What is asked =
Find each line holding "sobre" and copy it out.

Exercise inputs =
......

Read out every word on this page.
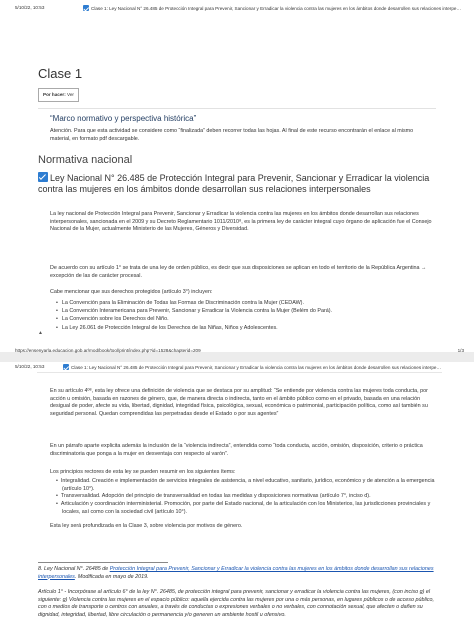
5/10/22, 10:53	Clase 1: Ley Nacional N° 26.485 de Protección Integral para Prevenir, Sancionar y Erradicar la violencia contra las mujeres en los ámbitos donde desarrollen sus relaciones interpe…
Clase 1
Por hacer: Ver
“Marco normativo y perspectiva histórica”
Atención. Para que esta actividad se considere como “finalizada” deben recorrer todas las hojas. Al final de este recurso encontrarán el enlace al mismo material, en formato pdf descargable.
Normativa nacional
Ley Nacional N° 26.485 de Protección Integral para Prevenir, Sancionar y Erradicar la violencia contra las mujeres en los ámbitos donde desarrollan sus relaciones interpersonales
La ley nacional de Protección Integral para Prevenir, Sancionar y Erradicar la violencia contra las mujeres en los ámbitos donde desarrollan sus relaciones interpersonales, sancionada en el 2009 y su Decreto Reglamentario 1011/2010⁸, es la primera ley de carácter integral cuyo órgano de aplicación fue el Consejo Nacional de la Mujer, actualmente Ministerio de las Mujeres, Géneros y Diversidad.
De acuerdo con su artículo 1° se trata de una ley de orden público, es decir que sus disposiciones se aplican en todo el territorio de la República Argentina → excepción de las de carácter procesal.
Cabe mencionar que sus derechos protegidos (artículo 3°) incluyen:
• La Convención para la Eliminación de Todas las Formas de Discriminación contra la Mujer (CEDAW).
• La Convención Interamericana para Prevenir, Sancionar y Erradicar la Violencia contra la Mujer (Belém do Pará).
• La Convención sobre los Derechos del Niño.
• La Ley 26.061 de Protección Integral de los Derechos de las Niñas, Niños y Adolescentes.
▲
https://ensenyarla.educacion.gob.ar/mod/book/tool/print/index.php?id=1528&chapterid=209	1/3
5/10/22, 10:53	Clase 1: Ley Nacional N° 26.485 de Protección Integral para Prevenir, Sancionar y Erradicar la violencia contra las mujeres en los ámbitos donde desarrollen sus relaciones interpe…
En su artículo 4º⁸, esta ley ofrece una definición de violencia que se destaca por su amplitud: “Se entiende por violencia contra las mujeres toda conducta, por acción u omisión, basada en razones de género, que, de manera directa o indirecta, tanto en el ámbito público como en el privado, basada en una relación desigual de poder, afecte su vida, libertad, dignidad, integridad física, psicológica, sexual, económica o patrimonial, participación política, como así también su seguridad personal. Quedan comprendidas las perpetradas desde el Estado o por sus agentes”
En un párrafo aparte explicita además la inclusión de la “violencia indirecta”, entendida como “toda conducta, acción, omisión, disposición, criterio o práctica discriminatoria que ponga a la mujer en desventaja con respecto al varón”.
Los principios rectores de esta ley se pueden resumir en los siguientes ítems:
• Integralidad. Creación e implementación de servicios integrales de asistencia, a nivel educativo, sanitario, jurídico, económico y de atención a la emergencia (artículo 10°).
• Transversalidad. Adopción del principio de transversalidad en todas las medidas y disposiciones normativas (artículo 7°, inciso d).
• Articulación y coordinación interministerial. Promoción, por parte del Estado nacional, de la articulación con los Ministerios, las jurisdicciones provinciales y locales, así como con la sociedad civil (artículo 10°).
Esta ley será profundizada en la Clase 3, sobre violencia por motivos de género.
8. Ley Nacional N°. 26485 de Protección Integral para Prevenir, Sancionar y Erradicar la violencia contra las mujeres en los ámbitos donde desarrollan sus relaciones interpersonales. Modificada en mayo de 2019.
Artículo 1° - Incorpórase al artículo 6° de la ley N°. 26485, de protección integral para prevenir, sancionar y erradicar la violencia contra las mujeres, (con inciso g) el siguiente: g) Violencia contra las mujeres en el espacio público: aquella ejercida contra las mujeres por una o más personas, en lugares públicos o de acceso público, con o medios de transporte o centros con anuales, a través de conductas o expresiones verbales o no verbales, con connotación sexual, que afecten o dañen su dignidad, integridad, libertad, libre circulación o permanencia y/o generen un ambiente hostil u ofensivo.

......

Answer to this problem =
• La Convención sobre los Derechos del Niño.
Esta ley será profundizada en la Clase 3, sobre violencia por motivos de género.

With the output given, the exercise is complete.